Scan the data below. Pull out each line where "Music" occurs.

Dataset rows
%%

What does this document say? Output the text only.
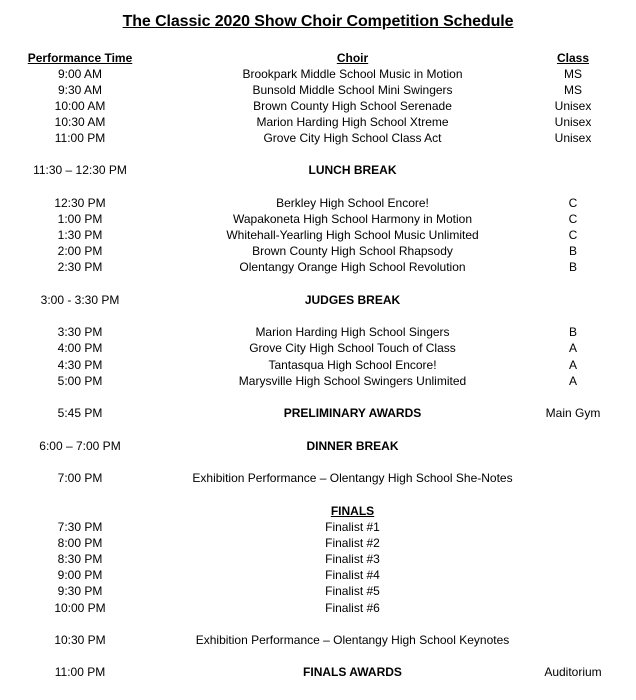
The Classic 2020 Show Choir Competition Schedule
Performance Time	Choir	Class
9:00 AM	Brookpark Middle School Music in Motion	MS
9:30 AM	Bunsold Middle School Mini Swingers	MS
10:00 AM	Brown County High School Serenade	Unisex
10:30 AM	Marion Harding High School Xtreme	Unisex
11:00 PM	Grove City High School Class Act	Unisex
11:30 – 12:30 PM	LUNCH BREAK
12:30 PM	Berkley High School Encore!	C
1:00 PM	Wapakoneta High School Harmony in Motion	C
1:30 PM	Whitehall-Yearling High School Music Unlimited	C
2:00 PM	Brown County High School Rhapsody	B
2:30 PM	Olentangy Orange High School Revolution	B
3:00 - 3:30 PM	JUDGES BREAK
3:30 PM	Marion Harding High School Singers	B
4:00 PM	Grove City High School Touch of Class	A
4:30 PM	Tantasqua High School Encore!	A
5:00 PM	Marysville High School Swingers Unlimited	A
5:45 PM	PRELIMINARY AWARDS	Main Gym
6:00 – 7:00 PM	DINNER BREAK
7:00 PM	Exhibition Performance – Olentangy High School She-Notes
FINALS
7:30 PM	Finalist #1
8:00 PM	Finalist #2
8:30 PM	Finalist #3
9:00 PM	Finalist #4
9:30 PM	Finalist #5
10:00 PM	Finalist #6
10:30 PM	Exhibition Performance – Olentangy High School Keynotes
11:00 PM	FINALS AWARDS	Auditorium
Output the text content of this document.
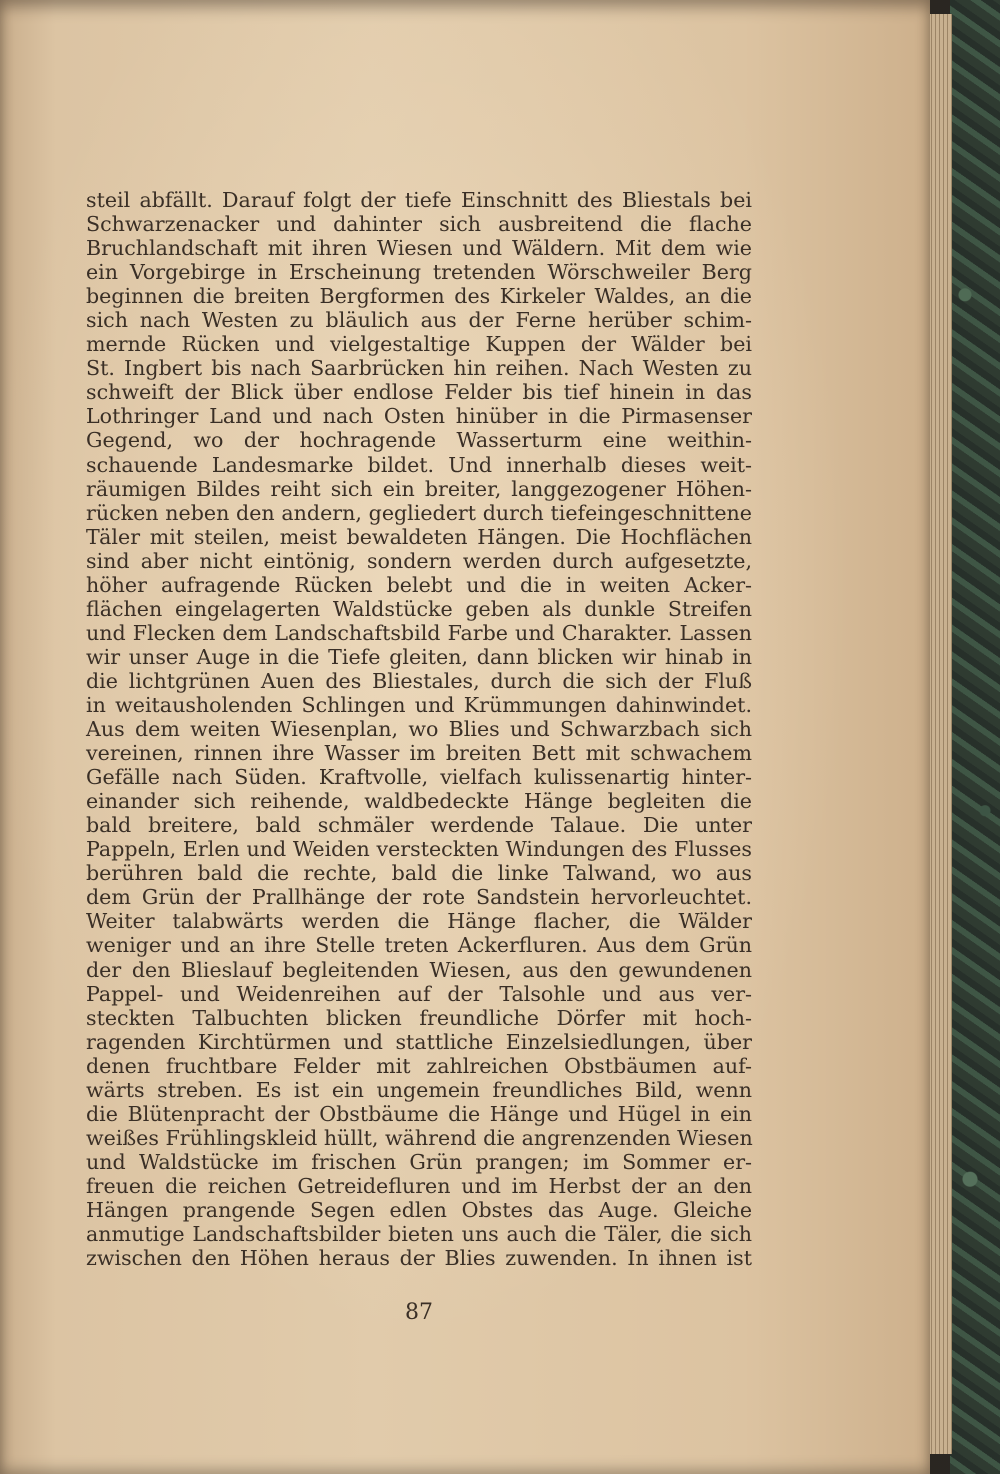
steil abfällt. Darauf folgt der tiefe Einschnitt des Bliestals bei
Schwarzenacker und dahinter sich ausbreitend die flache
Bruchlandschaft mit ihren Wiesen und Wäldern. Mit dem wie
ein Vorgebirge in Erscheinung tretenden Wörschweiler Berg
beginnen die breiten Bergformen des Kirkeler Waldes, an die
sich nach Westen zu bläulich aus der Ferne herüber schim-
mernde Rücken und vielgestaltige Kuppen der Wälder bei
St. Ingbert bis nach Saarbrücken hin reihen. Nach Westen zu
schweift der Blick über endlose Felder bis tief hinein in das
Lothringer Land und nach Osten hinüber in die Pirmasenser
Gegend, wo der hochragende Wasserturm eine weithin-
schauende Landesmarke bildet. Und innerhalb dieses weit-
räumigen Bildes reiht sich ein breiter, langgezogener Höhen-
rücken neben den andern, gegliedert durch tiefeingeschnittene
Täler mit steilen, meist bewaldeten Hängen. Die Hochflächen
sind aber nicht eintönig, sondern werden durch aufgesetzte,
höher aufragende Rücken belebt und die in weiten Acker-
flächen eingelagerten Waldstücke geben als dunkle Streifen
und Flecken dem Landschaftsbild Farbe und Charakter. Lassen
wir unser Auge in die Tiefe gleiten, dann blicken wir hinab in
die lichtgrünen Auen des Bliestales, durch die sich der Fluß
in weitausholenden Schlingen und Krümmungen dahinwindet.
Aus dem weiten Wiesenplan, wo Blies und Schwarzbach sich
vereinen, rinnen ihre Wasser im breiten Bett mit schwachem
Gefälle nach Süden. Kraftvolle, vielfach kulissenartig hinter-
einander sich reihende, waldbedeckte Hänge begleiten die
bald breitere, bald schmäler werdende Talaue. Die unter
Pappeln, Erlen und Weiden versteckten Windungen des Flusses
berühren bald die rechte, bald die linke Talwand, wo aus
dem Grün der Prallhänge der rote Sandstein hervorleuchtet.
Weiter talabwärts werden die Hänge flacher, die Wälder
weniger und an ihre Stelle treten Ackerfluren. Aus dem Grün
der den Blieslauf begleitenden Wiesen, aus den gewundenen
Pappel- und Weidenreihen auf der Talsohle und aus ver-
steckten Talbuchten blicken freundliche Dörfer mit hoch-
ragenden Kirchtürmen und stattliche Einzelsiedlungen, über
denen fruchtbare Felder mit zahlreichen Obstbäumen auf-
wärts streben. Es ist ein ungemein freundliches Bild, wenn
die Blütenpracht der Obstbäume die Hänge und Hügel in ein
weißes Frühlingskleid hüllt, während die angrenzenden Wiesen
und Waldstücke im frischen Grün prangen; im Sommer er-
freuen die reichen Getreidefluren und im Herbst der an den
Hängen prangende Segen edlen Obstes das Auge. Gleiche
anmutige Landschaftsbilder bieten uns auch die Täler, die sich
zwischen den Höhen heraus der Blies zuwenden. In ihnen ist
87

%%

• **Answer to the task**:
9:00 AM	Brookpark Middle School Music in Motion	MS
1:30 PM	Whitehall-Yearling High School Music Unlimited	C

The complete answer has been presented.